→ **Challenge**: In the records below, find each line containing the word "this" and copy it.

→ **Records to use**:
-=-=-=-=-

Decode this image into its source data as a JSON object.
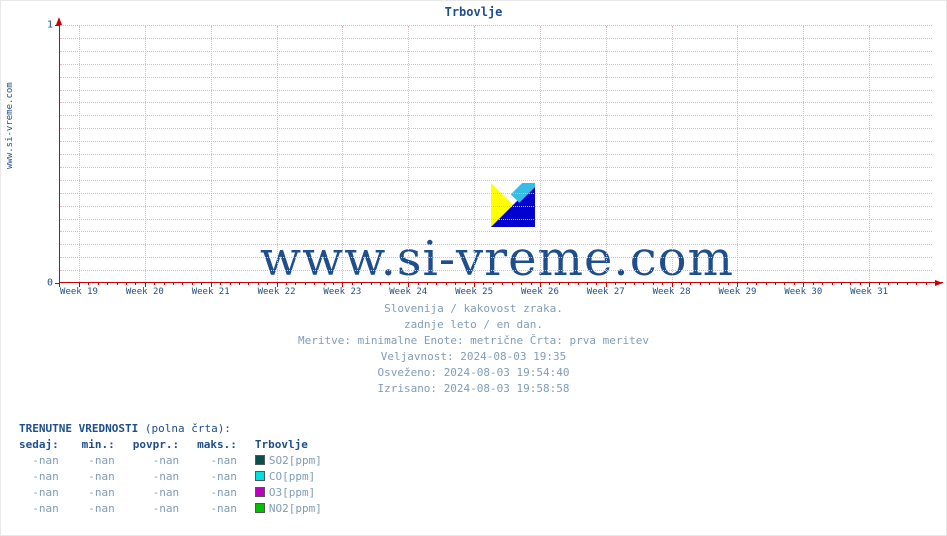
{
  "chart": {
    "title": "Trbovlje",
    "site_label": "www.si-vreme.com",
    "watermark_text": "www.si-vreme.com",
    "colors": {
      "axis": "#cc0000",
      "grid": "#f5b0b0",
      "text_primary": "#1f4e8c",
      "text_muted": "#7f9db9",
      "background": "#ffffff",
      "logo_yellow": "#ffff00",
      "logo_blue": "#0000d0",
      "logo_cyan": "#33bde8"
    },
    "font": {
      "family_mono": "DejaVu Sans Mono",
      "family_serif": "DejaVu Serif",
      "title_size": 12,
      "tick_size": 9,
      "info_size": 11,
      "watermark_size": 48
    },
    "y": {
      "lim": [
        0,
        1
      ],
      "ticks": [
        0,
        1
      ],
      "minor_step": 0.05
    },
    "x": {
      "ticks": [
        "Week 19",
        "Week 20",
        "Week 21",
        "Week 22",
        "Week 23",
        "Week 24",
        "Week 25",
        "Week 26",
        "Week 27",
        "Week 28",
        "Week 29",
        "Week 30",
        "Week 31"
      ],
      "minor_per_major": 7
    },
    "series": [
      {
        "name": "SO2[ppm]",
        "color": "#0b4f4a",
        "values": []
      },
      {
        "name": "CO[ppm]",
        "color": "#00e0e0",
        "values": []
      },
      {
        "name": "O3[ppm]",
        "color": "#c000c0",
        "values": []
      },
      {
        "name": "NO2[ppm]",
        "color": "#00c000",
        "values": []
      }
    ]
  },
  "info": {
    "line1": "Slovenija / kakovost zraka.",
    "line2": "zadnje leto / en dan.",
    "line3": "Meritve: minimalne  Enote: metrične  Črta: prva meritev",
    "line4_label": "Veljavnost:",
    "line4_value": "2024-08-03 19:35",
    "line5_label": "Osveženo:",
    "line5_value": "2024-08-03 19:54:40",
    "line6_label": "Izrisano:",
    "line6_value": "2024-08-03 19:58:58"
  },
  "table": {
    "title_strong": "TRENUTNE VREDNOSTI",
    "title_paren": " (polna črta):",
    "headers": {
      "now": "sedaj:",
      "min": "min.:",
      "avg": "povpr.:",
      "max": "maks.:",
      "station": "Trbovlje"
    },
    "rows": [
      {
        "now": "-nan",
        "min": "-nan",
        "avg": "-nan",
        "max": "-nan",
        "series_idx": 0
      },
      {
        "now": "-nan",
        "min": "-nan",
        "avg": "-nan",
        "max": "-nan",
        "series_idx": 1
      },
      {
        "now": "-nan",
        "min": "-nan",
        "avg": "-nan",
        "max": "-nan",
        "series_idx": 2
      },
      {
        "now": "-nan",
        "min": "-nan",
        "avg": "-nan",
        "max": "-nan",
        "series_idx": 3
      }
    ]
  }
}
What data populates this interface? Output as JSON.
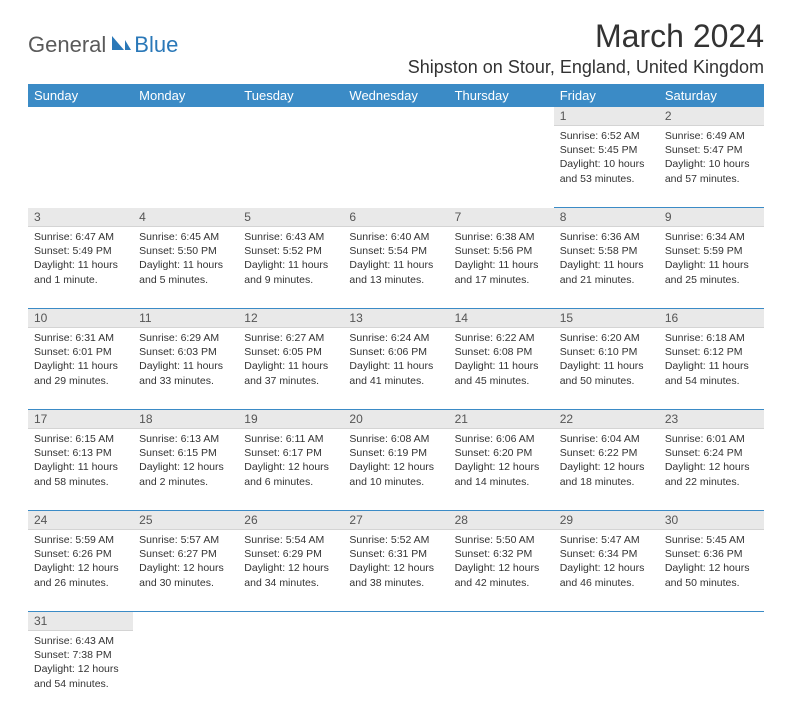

-=-=-=-=-

→ **The reply**:
Decode this image into its source data as a JSON object.
What data populates this interface? Output as JSON.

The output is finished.